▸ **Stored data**
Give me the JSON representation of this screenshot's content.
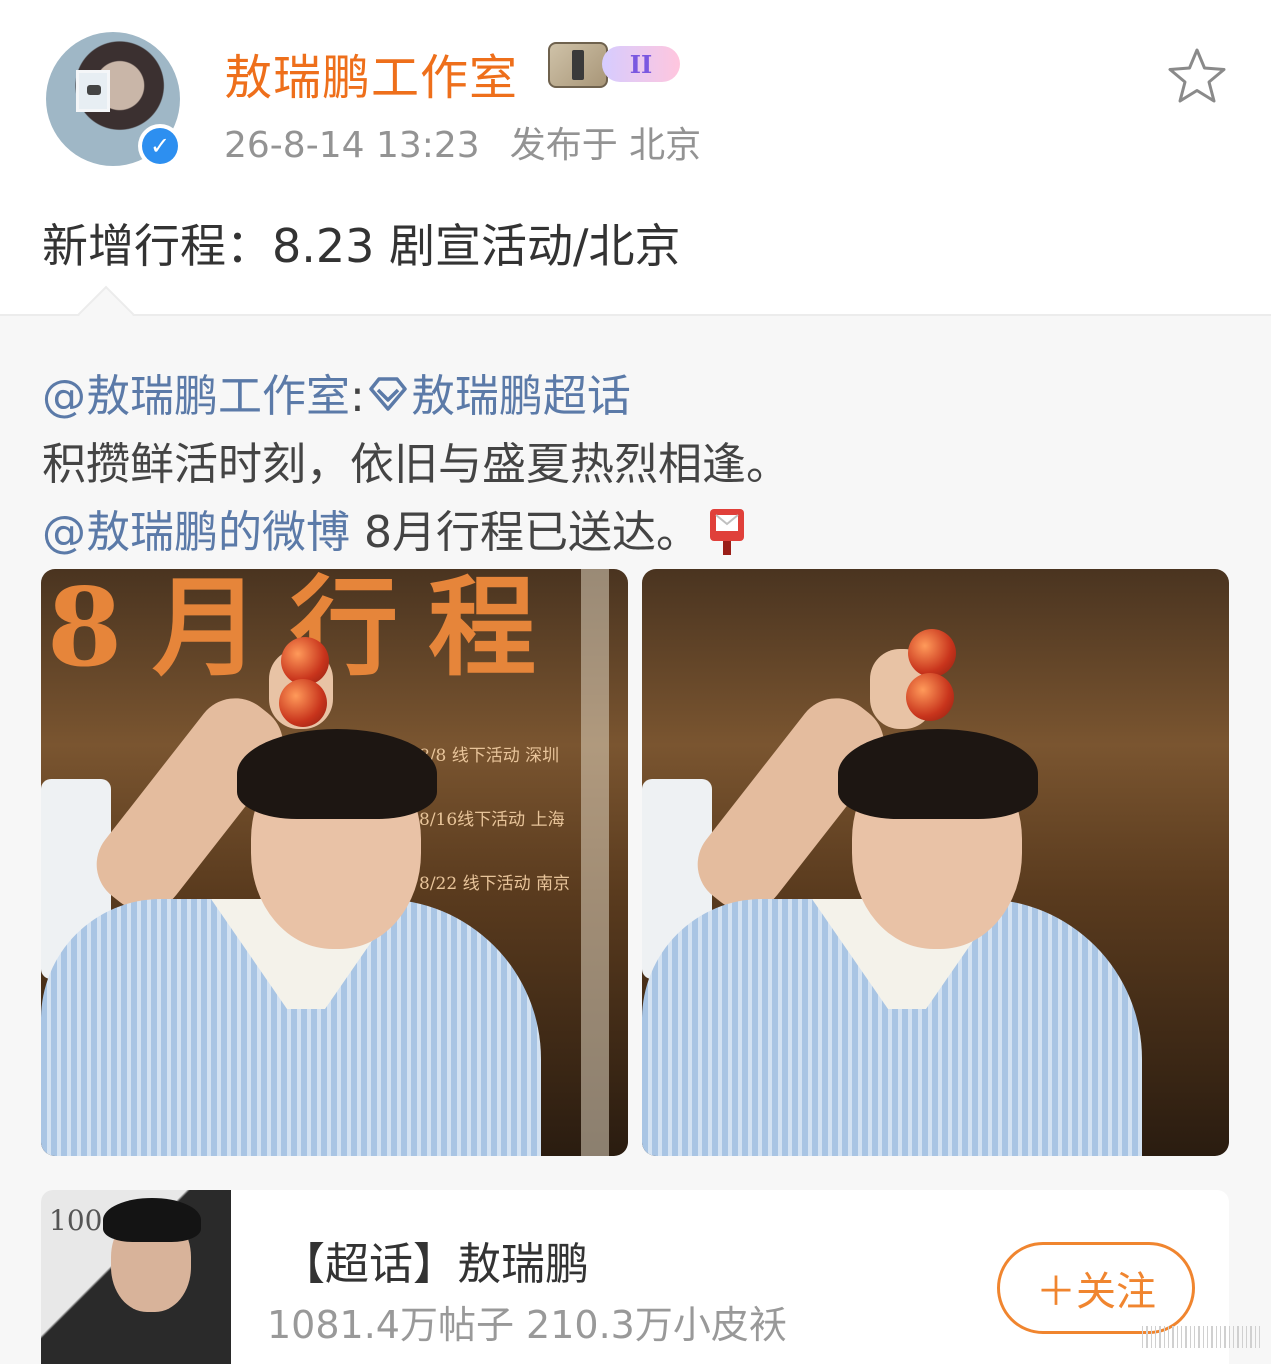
{
  "author": {
    "name": "敖瑞鹏工作室",
    "badge_level": "II",
    "timestamp": "26-8-14 13:23",
    "location": "发布于 北京"
  },
  "post": {
    "text": "新增行程：8.23 剧宣活动/北京"
  },
  "repost": {
    "mention": "@敖瑞鹏工作室",
    "separator": ":",
    "topic_link": "敖瑞鹏超话",
    "line2": "积攒鲜活时刻，依旧与盛夏热烈相逢。",
    "mention2": "@敖瑞鹏的微博",
    "line3": " 8月行程已送达。"
  },
  "images": [
    {
      "poster_title": "8月行程",
      "schedule": [
        "8/8 线下活动   深圳",
        "8/16线下活动   上海",
        "8/22 线下活动   南京"
      ]
    },
    {}
  ],
  "topic_card": {
    "title": "【超话】敖瑞鹏",
    "stats": "1081.4万帖子 210.3万小皮袄",
    "follow_label": "＋关注",
    "thumb_text": "1006"
  },
  "colors": {
    "username": "#ee6f1b",
    "link": "#5b7aa8",
    "follow": "#f0852f",
    "verified": "#2d8ff0"
  },
  "icons": [
    "verified-icon",
    "member-badge-icon",
    "star-icon",
    "diamond-topic-icon",
    "mailbox-icon"
  ]
}
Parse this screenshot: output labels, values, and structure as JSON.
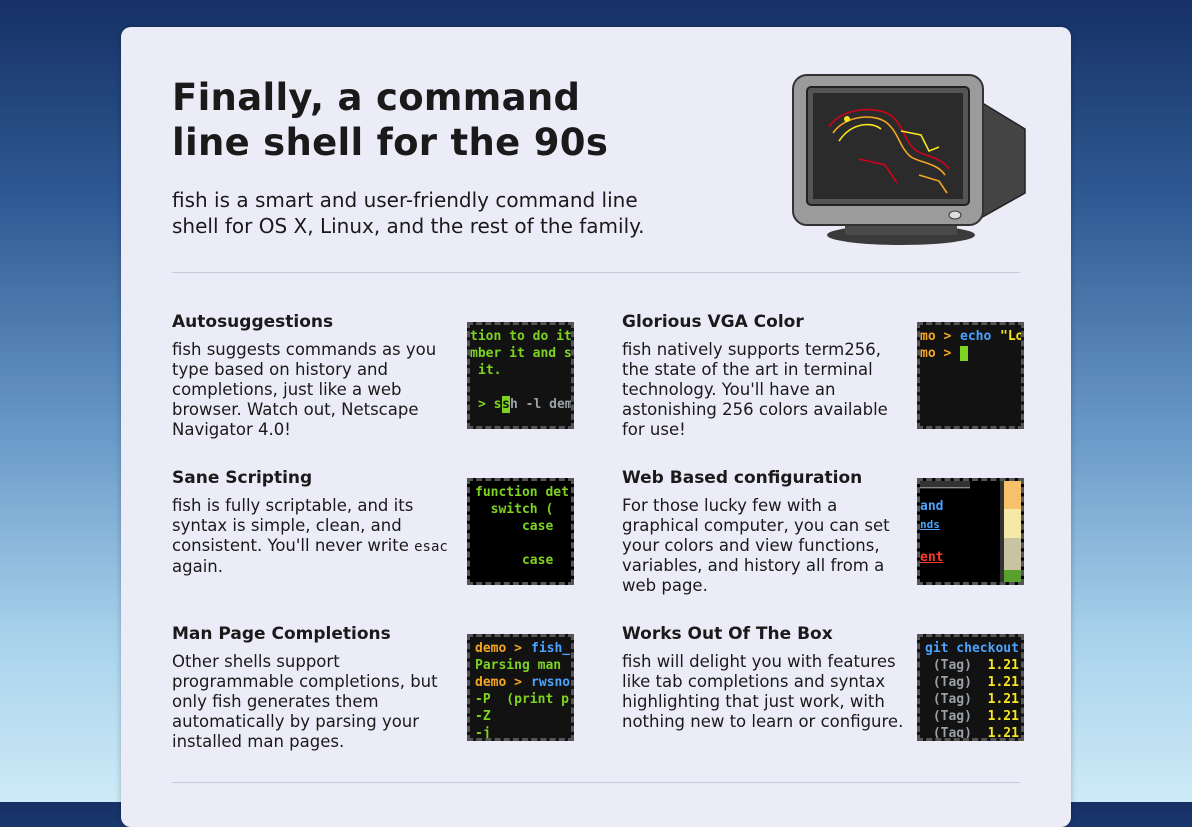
{
  "hero": {
    "headline_line1": "Finally, a command",
    "headline_line2": "line shell for the 90s",
    "tagline_line1": "fish is a smart and user-friendly command line",
    "tagline_line2": "shell for OS X, Linux, and the rest of the family."
  },
  "colors": {
    "green": "#7ed321",
    "blue": "#4aa3ff",
    "orange": "#f5a623",
    "red": "#ff3b30",
    "gray": "#9aa0a6"
  },
  "features": [
    {
      "title": "Autosuggestions",
      "description": "fish suggests commands as you type based on history and completions, just like a web browser. Watch out, Netscape Navigator 4.0!",
      "thumb_lines": [
        "tion to do it",
        "mber it and s",
        "it.",
        "> s",
        "s",
        "h -l dem"
      ]
    },
    {
      "title": "Glorious VGA Color",
      "description": "fish natively supports term256, the state of the art in terminal technology. You'll have an astonishing 256 colors available for use!",
      "thumb_lines": [
        "mo > ",
        "echo ",
        "\"Lo",
        "mo > "
      ]
    },
    {
      "title": "Sane Scripting",
      "description_before": "fish is fully scriptable, and its syntax is simple, clean, and consistent. You'll never write ",
      "description_code": "esac",
      "description_after": " again.",
      "thumb_lines": [
        "function det",
        "  switch (",
        "      case",
        "      case"
      ]
    },
    {
      "title": "Web Based configuration",
      "description": "For those lucky few with a graphical computer, you can set your colors and view functions, variables, and history all from a web page.",
      "thumb_lines": [
        "and",
        "nds",
        "ent"
      ]
    },
    {
      "title": "Man Page Completions",
      "description": "Other shells support programmable completions, but only fish generates them automatically by parsing your installed man pages.",
      "thumb_lines": [
        "demo > ",
        "fish_",
        "Parsing man",
        "demo > ",
        "rwsno",
        "-P  (print p",
        "-Z",
        "-j           ("
      ]
    },
    {
      "title": "Works Out Of The Box",
      "description": "fish will delight you with features like tab completions and syntax highlighting that just work, with nothing new to learn or configure.",
      "thumb_lines": [
        "git checkout",
        " (Tag)  1.21",
        " (Tag)  1.21",
        " (Tag)  1.21",
        " (Tag)  1.21",
        " (Tag)  1.21"
      ]
    }
  ]
}
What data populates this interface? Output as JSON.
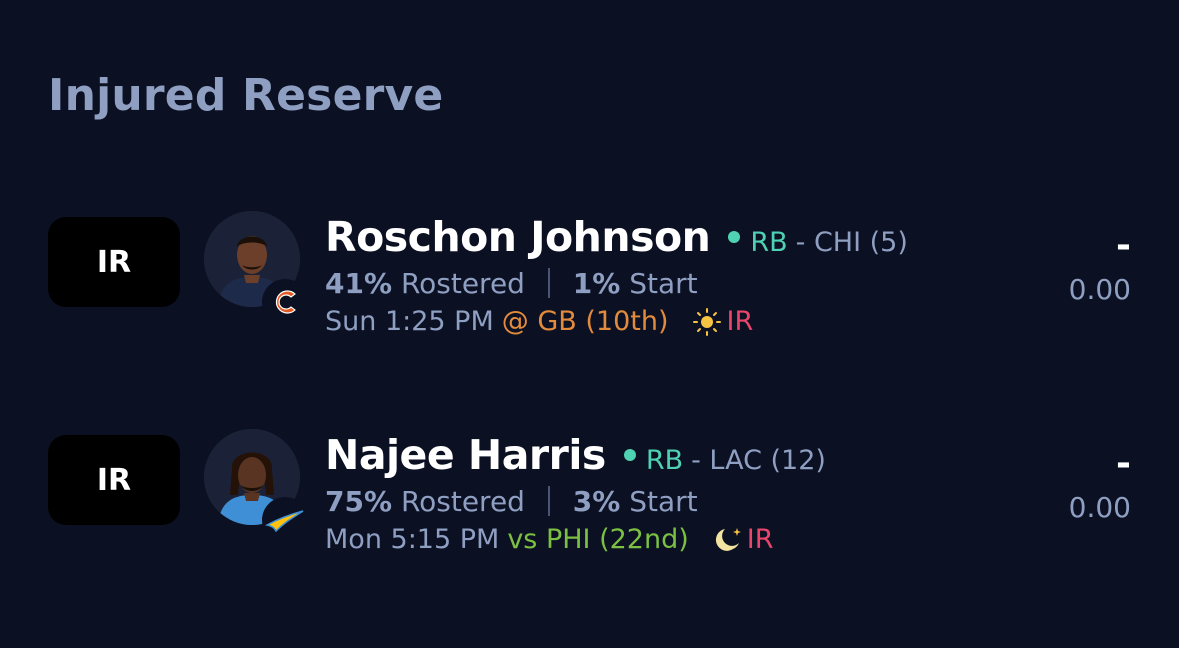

▸ **The request**
Output every entry verbatim. Pictures do not belong in the copy.

▸ **Answer**
Give me the JSON representation of this screenshot's content.
{
  "author": {
    "name": "敖瑞鹏工作室",
    "badge_level": "II",
    "timestamp": "26-8-14 13:23",
    "location": "发布于 北京"
  },
  "post": {
    "text": "新增行程：8.23 剧宣活动/北京"
  },
  "repost": {
    "mention": "@敖瑞鹏工作室",
    "separator": ":",
    "topic_link": "敖瑞鹏超话",
    "line2": "积攒鲜活时刻，依旧与盛夏热烈相逢。",
    "mention2": "@敖瑞鹏的微博",
    "line3": " 8月行程已送达。"
  },
  "images": [
    {
      "poster_title": "8月行程",
      "schedule": [
        "8/8 线下活动   深圳",
        "8/16线下活动   上海",
        "8/22 线下活动   南京"
      ]
    },
    {}
  ],
  "topic_card": {
    "title": "【超话】敖瑞鹏",
    "stats": "1081.4万帖子 210.3万小皮袄",
    "follow_label": "＋关注",
    "thumb_text": "1006"
  },
  "colors": {
    "username": "#ee6f1b",
    "link": "#5b7aa8",
    "follow": "#f0852f",
    "verified": "#2d8ff0"
  },
  "icons": [
    "verified-icon",
    "member-badge-icon",
    "star-icon",
    "diamond-topic-icon",
    "mailbox-icon"
  ]
}
Parse this screenshot: output labels, values, and structure as JSON.
{
  "hero": {
    "headline_line1": "Finally, a command",
    "headline_line2": "line shell for the 90s",
    "tagline_line1": "fish is a smart and user-friendly command line",
    "tagline_line2": "shell for OS X, Linux, and the rest of the family."
  },
  "colors": {
    "green": "#7ed321",
    "blue": "#4aa3ff",
    "orange": "#f5a623",
    "red": "#ff3b30",
    "gray": "#9aa0a6"
  },
  "features": [
    {
      "title": "Autosuggestions",
      "description": "fish suggests commands as you type based on history and completions, just like a web browser. Watch out, Netscape Navigator 4.0!",
      "thumb_lines": [
        "tion to do it",
        "mber it and s",
        "it.",
        "> s",
        "s",
        "h -l dem"
      ]
    },
    {
      "title": "Glorious VGA Color",
      "description": "fish natively supports term256, the state of the art in terminal technology. You'll have an astonishing 256 colors available for use!",
      "thumb_lines": [
        "mo > ",
        "echo ",
        "\"Lo",
        "mo > "
      ]
    },
    {
      "title": "Sane Scripting",
      "description_before": "fish is fully scriptable, and its syntax is simple, clean, and consistent. You'll never write ",
      "description_code": "esac",
      "description_after": " again.",
      "thumb_lines": [
        "function det",
        "  switch (",
        "      case",
        "      case"
      ]
    },
    {
      "title": "Web Based configuration",
      "description": "For those lucky few with a graphical computer, you can set your colors and view functions, variables, and history all from a web page.",
      "thumb_lines": [
        "and",
        "nds",
        "ent"
      ]
    },
    {
      "title": "Man Page Completions",
      "description": "Other shells support programmable completions, but only fish generates them automatically by parsing your installed man pages.",
      "thumb_lines": [
        "demo > ",
        "fish_",
        "Parsing man",
        "demo > ",
        "rwsno",
        "-P  (print p",
        "-Z",
        "-j           ("
      ]
    },
    {
      "title": "Works Out Of The Box",
      "description": "fish will delight you with features like tab completions and syntax highlighting that just work, with nothing new to learn or configure.",
      "thumb_lines": [
        "git checkout",
        " (Tag)  1.21",
        " (Tag)  1.21",
        " (Tag)  1.21",
        " (Tag)  1.21",
        " (Tag)  1.21"
      ]
    }
  ]
}
What data populates this interface? Output as JSON.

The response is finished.